TASK DESCRIPTION: Can you rename "chapter-title" to "section-title" in the items starting with the line with "chapter-time: 1:02 bbox=[1427, 398, 1468, 422]" and going on through the line with "128, 1780, 204]", and give only those lines back with nothing else changed?

DATA ENTRIES:
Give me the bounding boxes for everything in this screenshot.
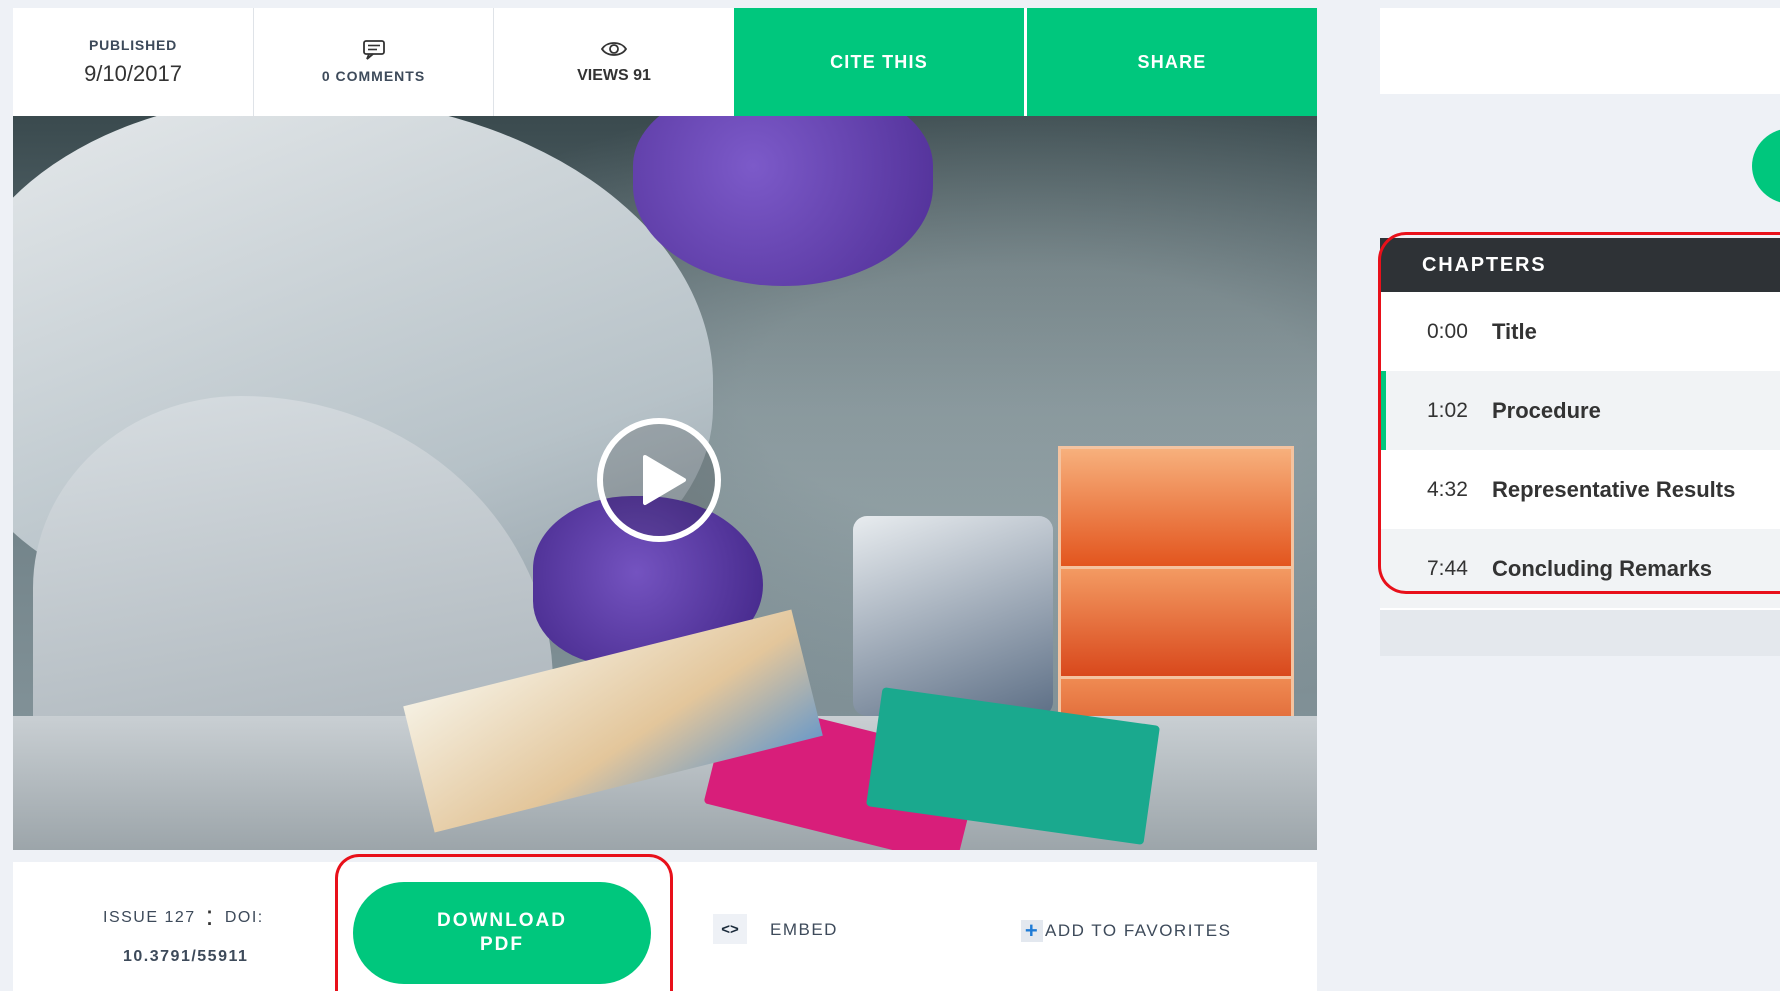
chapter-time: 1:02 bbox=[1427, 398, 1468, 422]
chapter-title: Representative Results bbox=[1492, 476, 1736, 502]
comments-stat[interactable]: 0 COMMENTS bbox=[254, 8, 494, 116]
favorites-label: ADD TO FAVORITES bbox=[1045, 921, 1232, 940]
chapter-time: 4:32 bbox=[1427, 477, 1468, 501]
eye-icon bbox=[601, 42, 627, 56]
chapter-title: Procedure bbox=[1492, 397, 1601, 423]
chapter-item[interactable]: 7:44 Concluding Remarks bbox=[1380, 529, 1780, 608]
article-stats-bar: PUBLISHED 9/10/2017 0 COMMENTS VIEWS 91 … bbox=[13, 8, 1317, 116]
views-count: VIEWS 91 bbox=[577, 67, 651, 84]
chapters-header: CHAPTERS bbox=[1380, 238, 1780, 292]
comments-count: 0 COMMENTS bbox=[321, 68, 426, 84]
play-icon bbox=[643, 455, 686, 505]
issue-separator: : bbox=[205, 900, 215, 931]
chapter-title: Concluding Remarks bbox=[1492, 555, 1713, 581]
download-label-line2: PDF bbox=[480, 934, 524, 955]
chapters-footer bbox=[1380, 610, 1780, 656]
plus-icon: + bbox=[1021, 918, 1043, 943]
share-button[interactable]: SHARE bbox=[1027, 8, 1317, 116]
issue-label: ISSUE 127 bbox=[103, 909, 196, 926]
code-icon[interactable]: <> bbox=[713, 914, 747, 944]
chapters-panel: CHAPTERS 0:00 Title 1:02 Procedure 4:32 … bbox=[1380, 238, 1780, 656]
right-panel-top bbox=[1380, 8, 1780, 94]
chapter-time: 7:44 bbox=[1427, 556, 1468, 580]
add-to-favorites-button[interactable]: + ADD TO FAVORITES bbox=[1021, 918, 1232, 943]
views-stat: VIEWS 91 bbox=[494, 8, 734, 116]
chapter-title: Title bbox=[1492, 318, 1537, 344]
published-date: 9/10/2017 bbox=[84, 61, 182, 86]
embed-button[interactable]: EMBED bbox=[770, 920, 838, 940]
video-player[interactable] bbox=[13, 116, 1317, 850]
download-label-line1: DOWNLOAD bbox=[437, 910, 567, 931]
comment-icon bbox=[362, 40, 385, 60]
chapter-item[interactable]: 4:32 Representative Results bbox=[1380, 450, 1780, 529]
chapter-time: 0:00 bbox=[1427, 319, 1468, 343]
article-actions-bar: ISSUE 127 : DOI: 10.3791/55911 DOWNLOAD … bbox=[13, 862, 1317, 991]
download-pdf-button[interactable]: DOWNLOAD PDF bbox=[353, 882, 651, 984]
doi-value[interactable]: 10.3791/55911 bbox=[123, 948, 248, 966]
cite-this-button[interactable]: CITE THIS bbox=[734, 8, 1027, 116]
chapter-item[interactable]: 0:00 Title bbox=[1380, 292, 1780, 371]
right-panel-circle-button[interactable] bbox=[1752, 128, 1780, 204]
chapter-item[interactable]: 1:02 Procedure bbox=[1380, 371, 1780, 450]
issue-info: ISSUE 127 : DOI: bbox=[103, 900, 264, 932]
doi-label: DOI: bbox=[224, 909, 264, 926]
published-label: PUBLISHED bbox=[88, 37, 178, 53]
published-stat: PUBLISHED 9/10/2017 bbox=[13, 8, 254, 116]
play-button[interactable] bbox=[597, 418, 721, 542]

ANSWER TO THIS PROBLEM:
chapter-time: 1:02 bbox=[1427, 398, 1468, 422]
section-title: Representative Results bbox=[1492, 476, 1736, 502]
comments-stat[interactable]: 0 COMMENTS bbox=[254, 8, 494, 116]
favorites-label: ADD TO FAVORITES bbox=[1045, 921, 1232, 940]
chapter-time: 4:32 bbox=[1427, 477, 1468, 501]
eye-icon bbox=[601, 42, 627, 56]
section-title: Procedure bbox=[1492, 397, 1601, 423]
chapter-item[interactable]: 7:44 Concluding Remarks bbox=[1380, 529, 1780, 608]
article-stats-bar: PUBLISHED 9/10/2017 0 COMMENTS VIEWS 91 … bbox=[13, 8, 1317, 116]
views-count: VIEWS 91 bbox=[577, 67, 651, 84]
chapters-header: CHAPTERS bbox=[1380, 238, 1780, 292]
comments-count: 0 COMMENTS bbox=[321, 68, 426, 84]
play-icon bbox=[643, 455, 686, 505]
issue-separator: : bbox=[205, 900, 215, 931]
section-title: Concluding Remarks bbox=[1492, 555, 1713, 581]
download-label-line2: PDF bbox=[480, 934, 524, 955]
chapters-footer bbox=[1380, 610, 1780, 656]
plus-icon: + bbox=[1021, 918, 1043, 943]
share-button[interactable]: SHARE bbox=[1027, 8, 1317, 116]
issue-label: ISSUE 127 bbox=[103, 909, 196, 926]
code-icon[interactable]: <> bbox=[713, 914, 747, 944]
chapters-panel: CHAPTERS 0:00 Title 1:02 Procedure 4:32 … bbox=[1380, 238, 1780, 656]
right-panel-top bbox=[1380, 8, 1780, 94]
chapter-time: 7:44 bbox=[1427, 556, 1468, 580]
add-to-favorites-button[interactable]: + ADD TO FAVORITES bbox=[1021, 918, 1232, 943]
views-stat: VIEWS 91 bbox=[494, 8, 734, 116]
section-title: Title bbox=[1492, 318, 1537, 344]
published-date: 9/10/2017 bbox=[84, 61, 182, 86]
embed-button[interactable]: EMBED bbox=[770, 920, 838, 940]
video-player[interactable] bbox=[13, 116, 1317, 850]
download-label-line1: DOWNLOAD bbox=[437, 910, 567, 931]
comment-icon bbox=[362, 40, 385, 60]
chapter-item[interactable]: 4:32 Representative Results bbox=[1380, 450, 1780, 529]
chapter-time: 0:00 bbox=[1427, 319, 1468, 343]
article-actions-bar: ISSUE 127 : DOI: 10.3791/55911 DOWNLOAD … bbox=[13, 862, 1317, 991]
download-pdf-button[interactable]: DOWNLOAD PDF bbox=[353, 882, 651, 984]
doi-value[interactable]: 10.3791/55911 bbox=[123, 948, 248, 966]
cite-this-button[interactable]: CITE THIS bbox=[734, 8, 1027, 116]
chapter-item[interactable]: 0:00 Title bbox=[1380, 292, 1780, 371]
right-panel-circle-button[interactable] bbox=[1752, 128, 1780, 204]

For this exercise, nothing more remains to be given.